What this task involves | Please transcribe every record below exactly as it appears.

Dataset entries:
######

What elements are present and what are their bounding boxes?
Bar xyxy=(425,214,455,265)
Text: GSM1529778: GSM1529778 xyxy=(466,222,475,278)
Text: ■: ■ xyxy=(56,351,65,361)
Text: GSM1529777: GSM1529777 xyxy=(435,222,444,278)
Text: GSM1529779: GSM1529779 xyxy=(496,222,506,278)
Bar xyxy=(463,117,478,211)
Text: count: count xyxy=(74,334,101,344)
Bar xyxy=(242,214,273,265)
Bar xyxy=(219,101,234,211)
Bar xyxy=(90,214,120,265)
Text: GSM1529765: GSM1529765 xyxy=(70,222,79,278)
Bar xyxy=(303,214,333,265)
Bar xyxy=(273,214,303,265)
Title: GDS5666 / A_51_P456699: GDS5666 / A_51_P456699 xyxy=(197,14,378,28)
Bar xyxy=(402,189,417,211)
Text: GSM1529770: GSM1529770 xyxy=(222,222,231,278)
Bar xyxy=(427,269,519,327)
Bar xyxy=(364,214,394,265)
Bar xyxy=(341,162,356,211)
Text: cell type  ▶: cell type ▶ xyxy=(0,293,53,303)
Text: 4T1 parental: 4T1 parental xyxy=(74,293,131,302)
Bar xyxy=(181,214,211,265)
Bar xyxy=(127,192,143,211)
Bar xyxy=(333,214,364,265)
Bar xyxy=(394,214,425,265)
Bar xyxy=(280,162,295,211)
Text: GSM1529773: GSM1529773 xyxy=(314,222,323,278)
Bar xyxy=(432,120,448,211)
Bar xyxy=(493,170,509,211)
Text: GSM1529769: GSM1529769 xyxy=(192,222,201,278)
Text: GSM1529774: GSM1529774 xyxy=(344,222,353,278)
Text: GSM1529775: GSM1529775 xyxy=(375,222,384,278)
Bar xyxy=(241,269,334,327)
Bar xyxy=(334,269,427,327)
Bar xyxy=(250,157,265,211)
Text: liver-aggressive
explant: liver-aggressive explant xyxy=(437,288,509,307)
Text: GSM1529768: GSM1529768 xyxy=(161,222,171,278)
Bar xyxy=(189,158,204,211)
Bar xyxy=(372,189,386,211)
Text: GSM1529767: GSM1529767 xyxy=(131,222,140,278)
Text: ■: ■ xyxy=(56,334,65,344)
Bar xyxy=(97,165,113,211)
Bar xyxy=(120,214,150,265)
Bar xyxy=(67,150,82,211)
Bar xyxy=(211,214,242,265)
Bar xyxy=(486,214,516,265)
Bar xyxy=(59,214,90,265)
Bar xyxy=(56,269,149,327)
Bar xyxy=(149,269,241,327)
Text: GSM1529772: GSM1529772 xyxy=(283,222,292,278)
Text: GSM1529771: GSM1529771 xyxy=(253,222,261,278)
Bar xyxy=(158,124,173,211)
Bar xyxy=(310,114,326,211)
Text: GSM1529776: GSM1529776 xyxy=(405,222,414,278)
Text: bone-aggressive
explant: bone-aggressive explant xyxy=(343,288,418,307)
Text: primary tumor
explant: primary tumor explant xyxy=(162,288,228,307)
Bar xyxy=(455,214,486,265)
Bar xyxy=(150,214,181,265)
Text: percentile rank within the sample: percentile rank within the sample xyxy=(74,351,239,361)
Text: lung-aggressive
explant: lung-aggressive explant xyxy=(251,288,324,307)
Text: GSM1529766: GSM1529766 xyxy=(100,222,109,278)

######

Written solution |
What elements are present and what are their bounding boxes?
Bar xyxy=(425,214,455,265)
Text: GSM1529778: GSM1529778 xyxy=(466,222,475,278)
Text: ■: ■ xyxy=(56,351,65,361)
Text: GSM1529777: GSM1529777 xyxy=(435,222,444,278)
Text: GSM1529779: GSM1529779 xyxy=(496,222,506,278)
Bar xyxy=(463,117,478,211)
Text: count: count xyxy=(74,334,101,344)
Bar xyxy=(242,214,273,265)
Bar xyxy=(219,101,234,211)
Bar xyxy=(90,214,120,265)
Text: GSM1529765: GSM1529765 xyxy=(70,222,79,278)
Bar xyxy=(303,214,333,265)
Bar xyxy=(273,214,303,265)
Title: GDS5666 / A_51_P456699: GDS5666 / A_51_P456699 xyxy=(197,14,378,28)
Bar xyxy=(402,189,417,211)
Text: GSM1529770: GSM1529770 xyxy=(222,222,231,278)
Bar xyxy=(427,269,519,327)
Bar xyxy=(364,214,394,265)
Bar xyxy=(341,162,356,211)
Text: cell type  ▶: cell type ▶ xyxy=(0,293,53,303)
Text: 4T1 parental: 4T1 parental xyxy=(74,293,131,302)
Bar xyxy=(181,214,211,265)
Bar xyxy=(127,192,143,211)
Bar xyxy=(333,214,364,265)
Bar xyxy=(394,214,425,265)
Bar xyxy=(280,162,295,211)
Text: GSM1529773: GSM1529773 xyxy=(314,222,323,278)
Bar xyxy=(432,120,448,211)
Bar xyxy=(493,170,509,211)
Text: GSM1529769: GSM1529769 xyxy=(192,222,201,278)
Text: GSM1529774: GSM1529774 xyxy=(344,222,353,278)
Text: GSM1529775: GSM1529775 xyxy=(375,222,384,278)
Bar xyxy=(241,269,334,327)
Bar xyxy=(334,269,427,327)
Bar xyxy=(250,157,265,211)
Text: liver-aggressive
explant: liver-aggressive explant xyxy=(437,288,509,307)
Text: GSM1529768: GSM1529768 xyxy=(161,222,171,278)
Bar xyxy=(189,158,204,211)
Bar xyxy=(372,189,386,211)
Text: GSM1529767: GSM1529767 xyxy=(131,222,140,278)
Text: ■: ■ xyxy=(56,334,65,344)
Bar xyxy=(97,165,113,211)
Bar xyxy=(120,214,150,265)
Bar xyxy=(67,150,82,211)
Bar xyxy=(211,214,242,265)
Bar xyxy=(486,214,516,265)
Bar xyxy=(59,214,90,265)
Bar xyxy=(56,269,149,327)
Bar xyxy=(149,269,241,327)
Text: GSM1529772: GSM1529772 xyxy=(283,222,292,278)
Text: GSM1529771: GSM1529771 xyxy=(253,222,261,278)
Bar xyxy=(158,124,173,211)
Bar xyxy=(310,114,326,211)
Text: GSM1529776: GSM1529776 xyxy=(405,222,414,278)
Text: bone-aggressive
explant: bone-aggressive explant xyxy=(343,288,418,307)
Text: primary tumor
explant: primary tumor explant xyxy=(162,288,228,307)
Bar xyxy=(455,214,486,265)
Bar xyxy=(150,214,181,265)
Text: percentile rank within the sample: percentile rank within the sample xyxy=(74,351,239,361)
Text: lung-aggressive
explant: lung-aggressive explant xyxy=(251,288,324,307)
Text: GSM1529766: GSM1529766 xyxy=(100,222,109,278)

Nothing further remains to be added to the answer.